What follows are records. Restate all of them word for word.

start EXTRACTED MATERIAL

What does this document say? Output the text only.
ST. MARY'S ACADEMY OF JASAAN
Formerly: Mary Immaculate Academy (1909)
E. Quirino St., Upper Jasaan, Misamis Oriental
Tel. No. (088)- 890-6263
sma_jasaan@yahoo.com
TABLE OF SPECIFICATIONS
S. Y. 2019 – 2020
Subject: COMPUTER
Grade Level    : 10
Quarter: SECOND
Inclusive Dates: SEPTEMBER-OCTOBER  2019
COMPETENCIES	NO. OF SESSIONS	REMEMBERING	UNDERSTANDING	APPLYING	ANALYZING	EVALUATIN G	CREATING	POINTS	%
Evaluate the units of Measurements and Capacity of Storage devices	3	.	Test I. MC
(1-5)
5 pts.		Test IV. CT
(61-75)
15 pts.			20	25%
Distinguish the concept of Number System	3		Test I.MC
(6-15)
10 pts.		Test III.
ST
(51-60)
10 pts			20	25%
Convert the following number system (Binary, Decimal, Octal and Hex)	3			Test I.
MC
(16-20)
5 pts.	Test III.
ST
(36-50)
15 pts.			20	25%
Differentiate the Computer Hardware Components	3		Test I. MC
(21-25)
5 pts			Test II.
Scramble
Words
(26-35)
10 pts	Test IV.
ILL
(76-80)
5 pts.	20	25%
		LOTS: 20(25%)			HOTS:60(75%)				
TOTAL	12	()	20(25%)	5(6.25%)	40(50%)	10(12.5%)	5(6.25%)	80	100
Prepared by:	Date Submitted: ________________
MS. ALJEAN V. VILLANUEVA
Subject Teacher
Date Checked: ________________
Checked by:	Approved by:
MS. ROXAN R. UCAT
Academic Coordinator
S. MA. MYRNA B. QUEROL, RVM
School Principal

end EXTRACTED MATERIAL

* **OUTPUT BELOW**
What does this document say? Output the text only.
ST. MARY'S ACADEMY OF JASAAN
Formerly: Mary Immaculate Academy (1909)
E. Quirino St., Upper Jasaan, Misamis Oriental
Tel. No. (088)- 890-6263
sma_jasaan@yahoo.com
TABLE OF SPECIFICATIONS
S. Y. 2019 – 2020
Subject: COMPUTER
Grade Level    : 10
Quarter: SECOND
Inclusive Dates: SEPTEMBER-OCTOBER  2019
COMPETENCIES	NO. OF SESSIONS	REMEMBERING	UNDERSTANDING	APPLYING	ANALYZING	EVALUATIN G	CREATING	POINTS	%
Evaluate the units of Measurements and Capacity of Storage devices	3	.	Test I. MC
(1-5)
5 pts.		Test IV. CT
(61-75)
15 pts.			20	25%
Distinguish the concept of Number System	3		Test I.MC
(6-15)
10 pts.		Test III.
ST
(51-60)
10 pts			20	25%
Convert the following number system (Binary, Decimal, Octal and Hex)	3			Test I.
MC
(16-20)
5 pts.	Test III.
ST
(36-50)
15 pts.			20	25%
Differentiate the Computer Hardware Components	3		Test I. MC
(21-25)
5 pts			Test II.
Scramble
Words
(26-35)
10 pts	Test IV.
ILL
(76-80)
5 pts.	20	25%
		LOTS: 20(25%)			HOTS:60(75%)				
TOTAL	12	()	20(25%)	5(6.25%)	40(50%)	10(12.5%)	5(6.25%)	80	100
Prepared by:	Date Submitted: ________________
MS. ALJEAN V. VILLANUEVA
Subject Teacher
Date Checked: ________________
Checked by:	Approved by:
MS. ROXAN R. UCAT
Academic Coordinator
S. MA. MYRNA B. QUEROL, RVM
School Principal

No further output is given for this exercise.